What you are asked to do — Print every line of the listing exactly, please.
====== Data shown ======
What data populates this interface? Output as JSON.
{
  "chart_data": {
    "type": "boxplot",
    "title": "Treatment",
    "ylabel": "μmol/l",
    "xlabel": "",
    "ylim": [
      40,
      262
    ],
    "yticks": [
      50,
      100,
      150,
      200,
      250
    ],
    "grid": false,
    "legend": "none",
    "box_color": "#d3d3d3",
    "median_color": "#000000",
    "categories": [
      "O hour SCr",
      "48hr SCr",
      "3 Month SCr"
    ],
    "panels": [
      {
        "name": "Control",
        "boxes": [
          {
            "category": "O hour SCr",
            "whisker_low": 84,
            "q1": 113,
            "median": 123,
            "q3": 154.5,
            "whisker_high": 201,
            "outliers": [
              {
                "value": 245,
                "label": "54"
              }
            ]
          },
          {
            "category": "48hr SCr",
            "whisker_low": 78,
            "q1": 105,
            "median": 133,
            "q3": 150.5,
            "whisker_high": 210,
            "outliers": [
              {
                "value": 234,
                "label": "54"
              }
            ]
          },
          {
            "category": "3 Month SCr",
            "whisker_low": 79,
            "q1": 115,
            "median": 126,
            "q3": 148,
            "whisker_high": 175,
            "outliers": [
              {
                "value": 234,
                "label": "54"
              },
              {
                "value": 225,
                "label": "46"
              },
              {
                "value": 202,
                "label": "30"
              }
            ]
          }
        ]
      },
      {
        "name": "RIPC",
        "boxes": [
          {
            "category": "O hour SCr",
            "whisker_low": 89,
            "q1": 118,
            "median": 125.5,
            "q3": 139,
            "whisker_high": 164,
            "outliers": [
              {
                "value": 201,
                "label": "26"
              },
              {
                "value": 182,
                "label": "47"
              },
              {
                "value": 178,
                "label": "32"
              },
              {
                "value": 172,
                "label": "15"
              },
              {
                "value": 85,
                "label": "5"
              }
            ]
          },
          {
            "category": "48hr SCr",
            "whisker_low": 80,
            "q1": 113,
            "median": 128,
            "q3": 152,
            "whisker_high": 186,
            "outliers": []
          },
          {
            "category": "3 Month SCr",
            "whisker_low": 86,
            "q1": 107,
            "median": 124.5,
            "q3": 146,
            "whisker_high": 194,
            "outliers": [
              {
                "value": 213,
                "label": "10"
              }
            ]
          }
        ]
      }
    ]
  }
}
======
The completed task —
What data populates this interface? Output as JSON.
{
  "chart_data": {
    "type": "boxplot",
    "title": "Treatment",
    "ylabel": "μmol/l",
    "xlabel": "",
    "ylim": [
      40,
      262
    ],
    "yticks": [
      50,
      100,
      150,
      200,
      250
    ],
    "grid": false,
    "legend": "none",
    "box_color": "#d3d3d3",
    "median_color": "#000000",
    "categories": [
      "O hour SCr",
      "48hr SCr",
      "3 Month SCr"
    ],
    "panels": [
      {
        "name": "Control",
        "boxes": [
          {
            "category": "O hour SCr",
            "whisker_low": 84,
            "q1": 113,
            "median": 123,
            "q3": 154.5,
            "whisker_high": 201,
            "outliers": [
              {
                "value": 245,
                "label": "54"
              }
            ]
          },
          {
            "category": "48hr SCr",
            "whisker_low": 78,
            "q1": 105,
            "median": 133,
            "q3": 150.5,
            "whisker_high": 210,
            "outliers": [
              {
                "value": 234,
                "label": "54"
              }
            ]
          },
          {
            "category": "3 Month SCr",
            "whisker_low": 79,
            "q1": 115,
            "median": 126,
            "q3": 148,
            "whisker_high": 175,
            "outliers": [
              {
                "value": 234,
                "label": "54"
              },
              {
                "value": 225,
                "label": "46"
              },
              {
                "value": 202,
                "label": "30"
              }
            ]
          }
        ]
      },
      {
        "name": "RIPC",
        "boxes": [
          {
            "category": "O hour SCr",
            "whisker_low": 89,
            "q1": 118,
            "median": 125.5,
            "q3": 139,
            "whisker_high": 164,
            "outliers": [
              {
                "value": 201,
                "label": "26"
              },
              {
                "value": 182,
                "label": "47"
              },
              {
                "value": 178,
                "label": "32"
              },
              {
                "value": 172,
                "label": "15"
              },
              {
                "value": 85,
                "label": "5"
              }
            ]
          },
          {
            "category": "48hr SCr",
            "whisker_low": 80,
            "q1": 113,
            "median": 128,
            "q3": 152,
            "whisker_high": 186,
            "outliers": []
          },
          {
            "category": "3 Month SCr",
            "whisker_low": 86,
            "q1": 107,
            "median": 124.5,
            "q3": 146,
            "whisker_high": 194,
            "outliers": [
              {
                "value": 213,
                "label": "10"
              }
            ]
          }
        ]
      }
    ]
  }
}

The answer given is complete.